>> START Provided records

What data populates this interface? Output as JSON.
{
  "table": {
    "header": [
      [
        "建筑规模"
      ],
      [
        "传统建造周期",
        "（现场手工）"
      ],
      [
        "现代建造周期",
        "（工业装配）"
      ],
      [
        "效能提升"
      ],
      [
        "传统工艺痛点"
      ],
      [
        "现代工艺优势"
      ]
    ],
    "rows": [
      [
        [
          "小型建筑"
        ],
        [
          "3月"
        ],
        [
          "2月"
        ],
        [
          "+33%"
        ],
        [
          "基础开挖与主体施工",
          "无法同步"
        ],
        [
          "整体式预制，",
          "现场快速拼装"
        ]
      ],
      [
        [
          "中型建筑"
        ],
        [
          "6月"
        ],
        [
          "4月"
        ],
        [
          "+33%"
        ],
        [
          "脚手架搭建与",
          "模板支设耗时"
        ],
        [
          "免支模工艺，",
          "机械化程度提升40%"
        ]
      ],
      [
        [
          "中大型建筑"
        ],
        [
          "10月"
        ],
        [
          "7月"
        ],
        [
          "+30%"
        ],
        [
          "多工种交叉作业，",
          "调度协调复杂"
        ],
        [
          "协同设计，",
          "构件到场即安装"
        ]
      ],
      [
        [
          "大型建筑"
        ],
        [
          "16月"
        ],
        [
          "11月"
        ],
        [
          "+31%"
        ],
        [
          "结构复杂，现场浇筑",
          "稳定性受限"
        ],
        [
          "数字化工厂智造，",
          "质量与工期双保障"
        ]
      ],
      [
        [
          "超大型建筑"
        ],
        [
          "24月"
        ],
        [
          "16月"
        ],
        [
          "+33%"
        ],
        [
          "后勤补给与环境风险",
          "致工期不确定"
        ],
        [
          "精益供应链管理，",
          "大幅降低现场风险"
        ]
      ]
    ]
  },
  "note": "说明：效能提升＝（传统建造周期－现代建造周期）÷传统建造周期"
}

>> END Provided records

**Work to do**.
Can you reproduce all the material exactly?

**Answer to the problem**.
What data populates this interface? Output as JSON.
{
  "table": {
    "header": [
      [
        "建筑规模"
      ],
      [
        "传统建造周期",
        "（现场手工）"
      ],
      [
        "现代建造周期",
        "（工业装配）"
      ],
      [
        "效能提升"
      ],
      [
        "传统工艺痛点"
      ],
      [
        "现代工艺优势"
      ]
    ],
    "rows": [
      [
        [
          "小型建筑"
        ],
        [
          "3月"
        ],
        [
          "2月"
        ],
        [
          "+33%"
        ],
        [
          "基础开挖与主体施工",
          "无法同步"
        ],
        [
          "整体式预制，",
          "现场快速拼装"
        ]
      ],
      [
        [
          "中型建筑"
        ],
        [
          "6月"
        ],
        [
          "4月"
        ],
        [
          "+33%"
        ],
        [
          "脚手架搭建与",
          "模板支设耗时"
        ],
        [
          "免支模工艺，",
          "机械化程度提升40%"
        ]
      ],
      [
        [
          "中大型建筑"
        ],
        [
          "10月"
        ],
        [
          "7月"
        ],
        [
          "+30%"
        ],
        [
          "多工种交叉作业，",
          "调度协调复杂"
        ],
        [
          "协同设计，",
          "构件到场即安装"
        ]
      ],
      [
        [
          "大型建筑"
        ],
        [
          "16月"
        ],
        [
          "11月"
        ],
        [
          "+31%"
        ],
        [
          "结构复杂，现场浇筑",
          "稳定性受限"
        ],
        [
          "数字化工厂智造，",
          "质量与工期双保障"
        ]
      ],
      [
        [
          "超大型建筑"
        ],
        [
          "24月"
        ],
        [
          "16月"
        ],
        [
          "+33%"
        ],
        [
          "后勤补给与环境风险",
          "致工期不确定"
        ],
        [
          "精益供应链管理，",
          "大幅降低现场风险"
        ]
      ]
    ]
  },
  "note": "说明：效能提升＝（传统建造周期－现代建造周期）÷传统建造周期"
}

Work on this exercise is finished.